**Exercise materials**

==========

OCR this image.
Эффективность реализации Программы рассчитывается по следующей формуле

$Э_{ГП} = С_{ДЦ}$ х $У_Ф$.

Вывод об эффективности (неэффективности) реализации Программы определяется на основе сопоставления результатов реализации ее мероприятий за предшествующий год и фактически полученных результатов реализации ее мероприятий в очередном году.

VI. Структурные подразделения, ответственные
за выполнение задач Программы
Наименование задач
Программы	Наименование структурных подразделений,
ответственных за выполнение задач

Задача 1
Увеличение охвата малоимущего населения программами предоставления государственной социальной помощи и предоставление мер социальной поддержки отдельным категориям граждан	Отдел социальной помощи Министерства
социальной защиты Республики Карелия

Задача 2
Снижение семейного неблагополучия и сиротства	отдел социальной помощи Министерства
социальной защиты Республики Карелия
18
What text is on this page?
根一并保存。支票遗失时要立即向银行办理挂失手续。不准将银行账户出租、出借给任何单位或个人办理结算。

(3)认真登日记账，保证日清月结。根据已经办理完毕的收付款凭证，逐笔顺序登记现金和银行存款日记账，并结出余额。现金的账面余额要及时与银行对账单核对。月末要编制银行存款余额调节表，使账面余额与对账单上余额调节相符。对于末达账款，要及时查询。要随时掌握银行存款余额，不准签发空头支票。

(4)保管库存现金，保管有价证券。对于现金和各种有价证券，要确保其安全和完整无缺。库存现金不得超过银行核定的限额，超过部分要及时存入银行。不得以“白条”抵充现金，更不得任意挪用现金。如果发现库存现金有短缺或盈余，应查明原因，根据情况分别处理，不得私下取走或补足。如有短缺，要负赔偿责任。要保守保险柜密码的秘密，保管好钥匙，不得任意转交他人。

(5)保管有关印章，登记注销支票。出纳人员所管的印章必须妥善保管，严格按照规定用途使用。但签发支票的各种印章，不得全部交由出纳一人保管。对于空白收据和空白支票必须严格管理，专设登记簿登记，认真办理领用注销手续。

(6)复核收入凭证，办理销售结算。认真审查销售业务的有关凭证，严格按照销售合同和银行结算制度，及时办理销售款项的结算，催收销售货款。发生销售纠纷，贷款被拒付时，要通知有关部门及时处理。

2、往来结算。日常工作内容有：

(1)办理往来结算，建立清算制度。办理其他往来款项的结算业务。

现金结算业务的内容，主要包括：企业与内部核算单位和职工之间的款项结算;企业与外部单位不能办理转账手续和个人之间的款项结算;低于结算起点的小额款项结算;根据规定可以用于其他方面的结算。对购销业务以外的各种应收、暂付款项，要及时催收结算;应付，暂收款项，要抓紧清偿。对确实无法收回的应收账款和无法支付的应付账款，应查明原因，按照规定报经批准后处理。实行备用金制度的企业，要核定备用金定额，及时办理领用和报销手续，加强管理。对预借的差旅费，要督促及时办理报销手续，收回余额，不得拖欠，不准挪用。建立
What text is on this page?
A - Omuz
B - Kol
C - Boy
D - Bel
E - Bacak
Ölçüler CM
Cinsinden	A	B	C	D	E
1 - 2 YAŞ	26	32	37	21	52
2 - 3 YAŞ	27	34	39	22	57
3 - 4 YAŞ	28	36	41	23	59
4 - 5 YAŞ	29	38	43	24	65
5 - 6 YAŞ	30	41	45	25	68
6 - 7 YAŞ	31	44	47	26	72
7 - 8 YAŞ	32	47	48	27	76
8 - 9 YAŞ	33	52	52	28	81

==========

**Directions**
Go over the data above and copy every line that has the word "Наименование" in it.

**Exercise solution**
Наименование задач
Программы	Наименование структурных подразделений,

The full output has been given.